• _EXERCISE BRIEF_
Repeat the data verbatim.

• _PROVIDED DATA_
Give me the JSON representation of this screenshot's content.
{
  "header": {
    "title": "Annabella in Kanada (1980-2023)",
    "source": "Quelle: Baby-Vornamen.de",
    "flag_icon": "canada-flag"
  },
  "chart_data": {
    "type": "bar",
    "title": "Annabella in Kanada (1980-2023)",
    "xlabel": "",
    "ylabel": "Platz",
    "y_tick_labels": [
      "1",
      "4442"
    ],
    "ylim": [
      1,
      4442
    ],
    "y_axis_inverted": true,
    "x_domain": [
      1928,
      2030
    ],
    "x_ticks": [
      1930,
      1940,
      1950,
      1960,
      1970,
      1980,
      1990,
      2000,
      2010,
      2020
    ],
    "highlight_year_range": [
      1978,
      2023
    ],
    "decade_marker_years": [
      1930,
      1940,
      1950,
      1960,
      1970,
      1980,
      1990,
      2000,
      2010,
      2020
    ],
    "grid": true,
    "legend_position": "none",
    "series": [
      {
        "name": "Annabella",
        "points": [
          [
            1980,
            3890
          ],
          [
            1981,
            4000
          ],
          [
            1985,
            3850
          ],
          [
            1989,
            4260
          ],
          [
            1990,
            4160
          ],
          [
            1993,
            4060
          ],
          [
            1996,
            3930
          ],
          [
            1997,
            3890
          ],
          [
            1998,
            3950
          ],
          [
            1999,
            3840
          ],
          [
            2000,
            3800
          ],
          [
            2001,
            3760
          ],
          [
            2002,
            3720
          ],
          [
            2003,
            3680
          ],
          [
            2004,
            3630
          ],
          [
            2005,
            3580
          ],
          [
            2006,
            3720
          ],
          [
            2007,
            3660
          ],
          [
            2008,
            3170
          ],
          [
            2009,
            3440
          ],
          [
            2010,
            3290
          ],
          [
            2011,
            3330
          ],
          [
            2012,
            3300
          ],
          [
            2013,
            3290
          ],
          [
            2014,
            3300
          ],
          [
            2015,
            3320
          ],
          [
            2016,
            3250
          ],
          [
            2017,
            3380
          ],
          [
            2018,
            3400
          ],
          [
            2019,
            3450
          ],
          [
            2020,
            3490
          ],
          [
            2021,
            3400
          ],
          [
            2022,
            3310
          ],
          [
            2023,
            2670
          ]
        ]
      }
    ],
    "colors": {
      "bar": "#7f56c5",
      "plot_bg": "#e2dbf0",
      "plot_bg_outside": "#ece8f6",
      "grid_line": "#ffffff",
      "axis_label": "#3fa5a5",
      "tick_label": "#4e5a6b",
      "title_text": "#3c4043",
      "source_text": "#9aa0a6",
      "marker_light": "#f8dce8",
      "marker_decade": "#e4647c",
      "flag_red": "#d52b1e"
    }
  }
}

• _SOLUTION TO THIS TASK_
Give me the JSON representation of this screenshot's content.
{
  "header": {
    "title": "Annabella in Kanada (1980-2023)",
    "source": "Quelle: Baby-Vornamen.de",
    "flag_icon": "canada-flag"
  },
  "chart_data": {
    "type": "bar",
    "title": "Annabella in Kanada (1980-2023)",
    "xlabel": "",
    "ylabel": "Platz",
    "y_tick_labels": [
      "1",
      "4442"
    ],
    "ylim": [
      1,
      4442
    ],
    "y_axis_inverted": true,
    "x_domain": [
      1928,
      2030
    ],
    "x_ticks": [
      1930,
      1940,
      1950,
      1960,
      1970,
      1980,
      1990,
      2000,
      2010,
      2020
    ],
    "highlight_year_range": [
      1978,
      2023
    ],
    "decade_marker_years": [
      1930,
      1940,
      1950,
      1960,
      1970,
      1980,
      1990,
      2000,
      2010,
      2020
    ],
    "grid": true,
    "legend_position": "none",
    "series": [
      {
        "name": "Annabella",
        "points": [
          [
            1980,
            3890
          ],
          [
            1981,
            4000
          ],
          [
            1985,
            3850
          ],
          [
            1989,
            4260
          ],
          [
            1990,
            4160
          ],
          [
            1993,
            4060
          ],
          [
            1996,
            3930
          ],
          [
            1997,
            3890
          ],
          [
            1998,
            3950
          ],
          [
            1999,
            3840
          ],
          [
            2000,
            3800
          ],
          [
            2001,
            3760
          ],
          [
            2002,
            3720
          ],
          [
            2003,
            3680
          ],
          [
            2004,
            3630
          ],
          [
            2005,
            3580
          ],
          [
            2006,
            3720
          ],
          [
            2007,
            3660
          ],
          [
            2008,
            3170
          ],
          [
            2009,
            3440
          ],
          [
            2010,
            3290
          ],
          [
            2011,
            3330
          ],
          [
            2012,
            3300
          ],
          [
            2013,
            3290
          ],
          [
            2014,
            3300
          ],
          [
            2015,
            3320
          ],
          [
            2016,
            3250
          ],
          [
            2017,
            3380
          ],
          [
            2018,
            3400
          ],
          [
            2019,
            3450
          ],
          [
            2020,
            3490
          ],
          [
            2021,
            3400
          ],
          [
            2022,
            3310
          ],
          [
            2023,
            2670
          ]
        ]
      }
    ],
    "colors": {
      "bar": "#7f56c5",
      "plot_bg": "#e2dbf0",
      "plot_bg_outside": "#ece8f6",
      "grid_line": "#ffffff",
      "axis_label": "#3fa5a5",
      "tick_label": "#4e5a6b",
      "title_text": "#3c4043",
      "source_text": "#9aa0a6",
      "marker_light": "#f8dce8",
      "marker_decade": "#e4647c",
      "flag_red": "#d52b1e"
    }
  }
}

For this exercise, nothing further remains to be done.